| What the task requires |
Print, exactly and completely, every entry in the data.

| Input data |
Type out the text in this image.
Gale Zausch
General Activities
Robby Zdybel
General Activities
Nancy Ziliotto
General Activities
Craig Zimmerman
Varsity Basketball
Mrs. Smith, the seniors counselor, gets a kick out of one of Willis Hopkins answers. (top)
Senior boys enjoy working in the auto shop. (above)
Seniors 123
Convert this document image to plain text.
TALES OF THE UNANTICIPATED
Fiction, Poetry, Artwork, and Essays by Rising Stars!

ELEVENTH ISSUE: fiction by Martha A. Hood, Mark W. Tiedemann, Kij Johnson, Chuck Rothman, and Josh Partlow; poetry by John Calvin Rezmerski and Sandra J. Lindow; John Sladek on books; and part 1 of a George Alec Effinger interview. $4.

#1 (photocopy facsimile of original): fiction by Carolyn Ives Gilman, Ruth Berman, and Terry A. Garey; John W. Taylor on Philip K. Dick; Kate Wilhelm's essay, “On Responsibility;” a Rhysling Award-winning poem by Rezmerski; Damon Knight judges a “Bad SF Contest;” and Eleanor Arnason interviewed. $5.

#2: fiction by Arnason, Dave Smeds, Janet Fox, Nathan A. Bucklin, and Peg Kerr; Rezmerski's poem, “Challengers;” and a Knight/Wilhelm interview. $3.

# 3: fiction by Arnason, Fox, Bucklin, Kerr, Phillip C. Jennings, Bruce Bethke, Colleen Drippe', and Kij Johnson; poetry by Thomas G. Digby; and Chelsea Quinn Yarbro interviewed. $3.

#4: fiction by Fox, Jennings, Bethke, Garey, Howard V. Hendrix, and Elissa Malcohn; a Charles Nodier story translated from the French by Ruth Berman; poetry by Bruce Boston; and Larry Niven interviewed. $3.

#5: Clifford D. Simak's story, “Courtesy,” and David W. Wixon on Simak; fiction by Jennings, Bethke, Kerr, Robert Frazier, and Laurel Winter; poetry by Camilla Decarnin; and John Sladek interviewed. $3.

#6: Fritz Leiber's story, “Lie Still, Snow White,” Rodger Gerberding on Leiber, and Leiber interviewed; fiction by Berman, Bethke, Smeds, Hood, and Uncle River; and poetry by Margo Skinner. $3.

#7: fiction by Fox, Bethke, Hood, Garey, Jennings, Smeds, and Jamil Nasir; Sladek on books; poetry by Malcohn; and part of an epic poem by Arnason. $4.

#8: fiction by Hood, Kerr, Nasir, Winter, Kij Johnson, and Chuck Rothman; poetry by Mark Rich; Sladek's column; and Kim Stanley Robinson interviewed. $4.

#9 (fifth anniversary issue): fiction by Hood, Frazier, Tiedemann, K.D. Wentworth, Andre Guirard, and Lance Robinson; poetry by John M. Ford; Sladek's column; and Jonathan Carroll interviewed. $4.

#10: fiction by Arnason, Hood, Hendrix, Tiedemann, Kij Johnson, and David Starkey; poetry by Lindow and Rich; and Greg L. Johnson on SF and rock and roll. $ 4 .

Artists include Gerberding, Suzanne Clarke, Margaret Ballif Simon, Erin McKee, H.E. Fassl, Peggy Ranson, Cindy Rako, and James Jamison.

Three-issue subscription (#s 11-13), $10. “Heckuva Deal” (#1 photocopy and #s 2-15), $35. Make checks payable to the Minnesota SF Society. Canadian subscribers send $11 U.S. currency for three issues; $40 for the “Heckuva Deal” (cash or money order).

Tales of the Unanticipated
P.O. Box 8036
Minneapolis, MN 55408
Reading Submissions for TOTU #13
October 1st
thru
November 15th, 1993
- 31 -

| Task answer |
Type out the text in this image.
Gale Zausch
General Activities
Robby Zdybel
General Activities
Nancy Ziliotto
General Activities
Craig Zimmerman
Varsity Basketball
Mrs. Smith, the seniors counselor, gets a kick out of one of Willis Hopkins answers. (top)
Senior boys enjoy working in the auto shop. (above)
Seniors 123
Convert this document image to plain text.
TALES OF THE UNANTICIPATED
Fiction, Poetry, Artwork, and Essays by Rising Stars!

ELEVENTH ISSUE: fiction by Martha A. Hood, Mark W. Tiedemann, Kij Johnson, Chuck Rothman, and Josh Partlow; poetry by John Calvin Rezmerski and Sandra J. Lindow; John Sladek on books; and part 1 of a George Alec Effinger interview. $4.

#1 (photocopy facsimile of original): fiction by Carolyn Ives Gilman, Ruth Berman, and Terry A. Garey; John W. Taylor on Philip K. Dick; Kate Wilhelm's essay, “On Responsibility;” a Rhysling Award-winning poem by Rezmerski; Damon Knight judges a “Bad SF Contest;” and Eleanor Arnason interviewed. $5.

#2: fiction by Arnason, Dave Smeds, Janet Fox, Nathan A. Bucklin, and Peg Kerr; Rezmerski's poem, “Challengers;” and a Knight/Wilhelm interview. $3.

# 3: fiction by Arnason, Fox, Bucklin, Kerr, Phillip C. Jennings, Bruce Bethke, Colleen Drippe', and Kij Johnson; poetry by Thomas G. Digby; and Chelsea Quinn Yarbro interviewed. $3.

#4: fiction by Fox, Jennings, Bethke, Garey, Howard V. Hendrix, and Elissa Malcohn; a Charles Nodier story translated from the French by Ruth Berman; poetry by Bruce Boston; and Larry Niven interviewed. $3.

#5: Clifford D. Simak's story, “Courtesy,” and David W. Wixon on Simak; fiction by Jennings, Bethke, Kerr, Robert Frazier, and Laurel Winter; poetry by Camilla Decarnin; and John Sladek interviewed. $3.

#6: Fritz Leiber's story, “Lie Still, Snow White,” Rodger Gerberding on Leiber, and Leiber interviewed; fiction by Berman, Bethke, Smeds, Hood, and Uncle River; and poetry by Margo Skinner. $3.

#7: fiction by Fox, Bethke, Hood, Garey, Jennings, Smeds, and Jamil Nasir; Sladek on books; poetry by Malcohn; and part of an epic poem by Arnason. $4.

#8: fiction by Hood, Kerr, Nasir, Winter, Kij Johnson, and Chuck Rothman; poetry by Mark Rich; Sladek's column; and Kim Stanley Robinson interviewed. $4.

#9 (fifth anniversary issue): fiction by Hood, Frazier, Tiedemann, K.D. Wentworth, Andre Guirard, and Lance Robinson; poetry by John M. Ford; Sladek's column; and Jonathan Carroll interviewed. $4.

#10: fiction by Arnason, Hood, Hendrix, Tiedemann, Kij Johnson, and David Starkey; poetry by Lindow and Rich; and Greg L. Johnson on SF and rock and roll. $ 4 .

Artists include Gerberding, Suzanne Clarke, Margaret Ballif Simon, Erin McKee, H.E. Fassl, Peggy Ranson, Cindy Rako, and James Jamison.

Three-issue subscription (#s 11-13), $10. “Heckuva Deal” (#1 photocopy and #s 2-15), $35. Make checks payable to the Minnesota SF Society. Canadian subscribers send $11 U.S. currency for three issues; $40 for the “Heckuva Deal” (cash or money order).

Tales of the Unanticipated
P.O. Box 8036
Minneapolis, MN 55408
Reading Submissions for TOTU #13
October 1st
thru
November 15th, 1993
- 31 -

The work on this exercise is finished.